作業指示 1 ▸ セキュリティ記事を批評したページ抜粋から、「リモート・ワークで社員が遠方」で始まり「くらい想像できたろうと思う。」まで続く部分を、一字も変えずに書き写してもらえますか？
作業指示 2 ▸ セキュリティ会社の記事を批判する文章を、最後の文の後から書き進めてもらえますか？

------ ページ抜粋 ------

リモート・ワークで社員が遠方(それこそ海外とか)にいるとか、パソコンを調査のために放置すると代替のマシンがなくて業務が止まるとか、いやそもそも僕も含めて私物のパソコンで作業してる人だって多いわけで、2016年の記事だとはいえ、これはいかにも現実離れしたアドバイスだ。この当時でも、ネットワークから遮断したまま誰かが調べに行ったり、あるいは会社まで送付してもらうなんていう手続きで済むわけがないということくらい想像できたろうと思う。

つまり、このラックというセキュリティ会社の人物は、大企業のオフィスで発生したというケースしか思い描いていないのである。情報セキュリティのプロとしては、いかに大企業の情シスしか読んでいないであろうオンライン・メディアに掲載する記事だからといって、この迂闊さはやや深刻な大企業病だ。しかも、次のページは会員登録しないと読めないようだが、「最後はベンダーに頼む」などと書かれている。「ベンダー」? 何の? どうしてパソコンのトラブルで、ソフトウェア・ベンダーの東洋情報システムや日本ユニシスなどにデジタル・フォレンジックスの調査を依頼する必要があるのだろう。それこそ、この記事の著者が所属するラックのようなセキュリティ会社にデジタル・フォレンジックスを依頼するからこそ、初期化せずにパソコンを放置するのではなかったのか。それを機器のウイルス感染とは関係のないベンダーに丸投げするとは、いったいこの富田一成という人物は大企業の特殊な取引関係でしかものを考えていないのだろうか。

------ 提供データ ------

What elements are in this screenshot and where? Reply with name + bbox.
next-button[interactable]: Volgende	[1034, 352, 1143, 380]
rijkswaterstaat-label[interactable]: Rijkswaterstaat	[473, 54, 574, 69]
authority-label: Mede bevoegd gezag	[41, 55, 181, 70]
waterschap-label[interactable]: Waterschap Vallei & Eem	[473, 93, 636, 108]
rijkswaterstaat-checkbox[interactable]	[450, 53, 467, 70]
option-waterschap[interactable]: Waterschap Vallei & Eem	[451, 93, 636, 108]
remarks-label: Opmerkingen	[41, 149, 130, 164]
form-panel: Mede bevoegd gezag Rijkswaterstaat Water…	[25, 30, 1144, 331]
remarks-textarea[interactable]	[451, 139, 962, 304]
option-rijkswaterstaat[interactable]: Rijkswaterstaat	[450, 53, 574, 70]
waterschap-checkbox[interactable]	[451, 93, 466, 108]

------

解答 1 ▸
リモート・ワークで社員が遠方(それこそ海外とか)にいるとか、パソコンを調査のために放置すると代替のマシンがなくて業務が止まるとか、いやそもそも僕も含めて私物のパソコンで作業してる人だって多いわけで、2016年の記事だとはいえ、これはいかにも現実離れしたアドバイスだ。この当時でも、ネットワークから遮断したまま誰かが調べに行ったり、あるいは会社まで送付してもらうなんていう手続きで済むわけがないということくらい想像できたろうと思う。

解答 2 ▸
まず、ネットワークから遮断するのは当然だが、いまどき社内でも無線 LAN を使う場合があるわけで(フリーアドレスのオフィスなどは特にそうだ)、パソコン側から遮断することは必ずしも簡単ではない(デスクトップでも無線 LAN が有効になっていることすらある)。そういう具体的なケースを想定した手順を書かない限り、「ネットワークから切る」なんて言っても誰も動いてはくれない。特に相手がリモート・ワークしている場合は、電話で相手しても限界はあるのだから、やはり日頃からの社内研修などで、あるていどは自力で作業できるように伝えておくことが重要だ。ましてや、私物のコンピュータだとこっちは相手がどういう環境で使っているのかも分からないことがある。

次に、私物だろうと貸与物だろうと、重要なデータを DVD-R などに記録する。弊社の場合は業務で使うファイルは Dropbox に置く前提なので、特に会社から貸与したノート・パソコンには消えると取り返しようがないファイルなんて無いはずだ(Dropbox から回復すると多少は手戻りがあるくらいだろう)。私物だと巨大な動画ファイルが入っていたりするので時間はかかるかもしれないが、それは自分が使い慣れた私物のパソコンをリモート・ワークで使っているという便益を受けているのだから、その快適さには一定の責任が伴うわけで、データの待避や記録が面倒でも、その面倒さはこれまで自分のパソコンで気楽に仕事ができていた代償である。なん百ギガバイトであろうと、必要で大切なデータはさっさと待避することだ。僕も自宅のマシンを業務に使っているが、データは全て NAS や外付けの HDD に一定の時間ごとにコピーしている(僕はミラーリングは好まない)ので、何かあれば即座にパソコンを初期化できる。

そして、そのうえでパソコンをフォーマットする(初期化、工場出荷状態に戻す)。正直、中小企業で「フォレンジックス」が必要なのは、それこそ会社中のマシンが社内 LAN などで影響を受けたような場合だけだろう。もちろん、そういう場合は会社のルータを止めて全てのマシンを孤立させる必要があるし、たいていの中小企業では僕のような専任の実務家なんていないわけだから、出入りの事務機屋とかセキュリティの会社に相談する他にないだろう。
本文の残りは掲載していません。